[Data items]

********************

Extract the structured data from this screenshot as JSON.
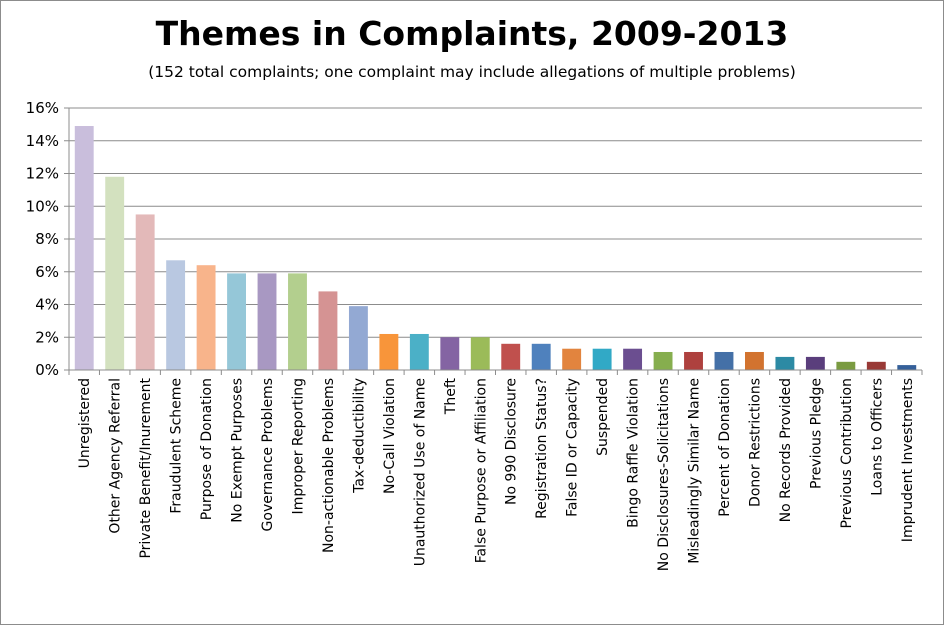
{
  "chart_data": {
    "type": "bar",
    "title": "Themes in Complaints, 2009-2013",
    "subtitle": "(152 total complaints; one complaint may include allegations of multiple problems)",
    "xlabel": "",
    "ylabel": "",
    "ylim": [
      0,
      16
    ],
    "yticks": [
      "0%",
      "2%",
      "4%",
      "6%",
      "8%",
      "10%",
      "12%",
      "14%",
      "16%"
    ],
    "grid": true,
    "legend": "none",
    "categories": [
      "Unregistered",
      "Other Agency Referral",
      "Private Benefit/Inurement",
      "Fraudulent Scheme",
      "Purpose of Donation",
      "No Exempt Purposes",
      "Governance Problems",
      "Improper Reporting",
      "Non-actionable Problems",
      "Tax-deductibility",
      "No-Call Violation",
      "Unauthorized Use of Name",
      "Theft",
      "False Purpose or Affiliation",
      "No 990 Disclosure",
      "Registration Status?",
      "False ID or Capacity",
      "Suspended",
      "Bingo Raffle Violation",
      "No Disclosures-Solicitations",
      "Misleadingly Similar Name",
      "Percent of Donation",
      "Donor Restrictions",
      "No Records Provided",
      "Previous Pledge",
      "Previous Contribution",
      "Loans to Officers",
      "Imprudent Investments"
    ],
    "values": [
      14.9,
      11.8,
      9.5,
      6.7,
      6.4,
      5.9,
      5.9,
      5.9,
      4.8,
      3.9,
      2.2,
      2.2,
      2.0,
      2.0,
      1.6,
      1.6,
      1.3,
      1.3,
      1.3,
      1.1,
      1.1,
      1.1,
      1.1,
      0.8,
      0.8,
      0.5,
      0.5,
      0.3
    ],
    "colors": [
      "#c9bedc",
      "#d3e1bf",
      "#e3b9b9",
      "#b9c8e1",
      "#f8b48b",
      "#95c7d8",
      "#a898c2",
      "#b3cf8e",
      "#d59393",
      "#93a9d3",
      "#f8953a",
      "#4bb0c7",
      "#8464a3",
      "#9bbb59",
      "#c0504d",
      "#4f81bd",
      "#e2843e",
      "#31a9c6",
      "#6b4e90",
      "#86ae4e",
      "#ae413e",
      "#4470a7",
      "#d2732f",
      "#2c8aa4",
      "#5a3e7c",
      "#7a9b41",
      "#993936",
      "#35609a"
    ]
  }
}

********************

Every record above must be given again exactly; drop the pictures.

Extract the structured data from this screenshot as JSON.
{
  "chart_data": {
    "type": "bar",
    "title": "Themes in Complaints, 2009-2013",
    "subtitle": "(152 total complaints; one complaint may include allegations of multiple problems)",
    "xlabel": "",
    "ylabel": "",
    "ylim": [
      0,
      16
    ],
    "yticks": [
      "0%",
      "2%",
      "4%",
      "6%",
      "8%",
      "10%",
      "12%",
      "14%",
      "16%"
    ],
    "grid": true,
    "legend": "none",
    "categories": [
      "Unregistered",
      "Other Agency Referral",
      "Private Benefit/Inurement",
      "Fraudulent Scheme",
      "Purpose of Donation",
      "No Exempt Purposes",
      "Governance Problems",
      "Improper Reporting",
      "Non-actionable Problems",
      "Tax-deductibility",
      "No-Call Violation",
      "Unauthorized Use of Name",
      "Theft",
      "False Purpose or Affiliation",
      "No 990 Disclosure",
      "Registration Status?",
      "False ID or Capacity",
      "Suspended",
      "Bingo Raffle Violation",
      "No Disclosures-Solicitations",
      "Misleadingly Similar Name",
      "Percent of Donation",
      "Donor Restrictions",
      "No Records Provided",
      "Previous Pledge",
      "Previous Contribution",
      "Loans to Officers",
      "Imprudent Investments"
    ],
    "values": [
      14.9,
      11.8,
      9.5,
      6.7,
      6.4,
      5.9,
      5.9,
      5.9,
      4.8,
      3.9,
      2.2,
      2.2,
      2.0,
      2.0,
      1.6,
      1.6,
      1.3,
      1.3,
      1.3,
      1.1,
      1.1,
      1.1,
      1.1,
      0.8,
      0.8,
      0.5,
      0.5,
      0.3
    ],
    "colors": [
      "#c9bedc",
      "#d3e1bf",
      "#e3b9b9",
      "#b9c8e1",
      "#f8b48b",
      "#95c7d8",
      "#a898c2",
      "#b3cf8e",
      "#d59393",
      "#93a9d3",
      "#f8953a",
      "#4bb0c7",
      "#8464a3",
      "#9bbb59",
      "#c0504d",
      "#4f81bd",
      "#e2843e",
      "#31a9c6",
      "#6b4e90",
      "#86ae4e",
      "#ae413e",
      "#4470a7",
      "#d2732f",
      "#2c8aa4",
      "#5a3e7c",
      "#7a9b41",
      "#993936",
      "#35609a"
    ]
  }
}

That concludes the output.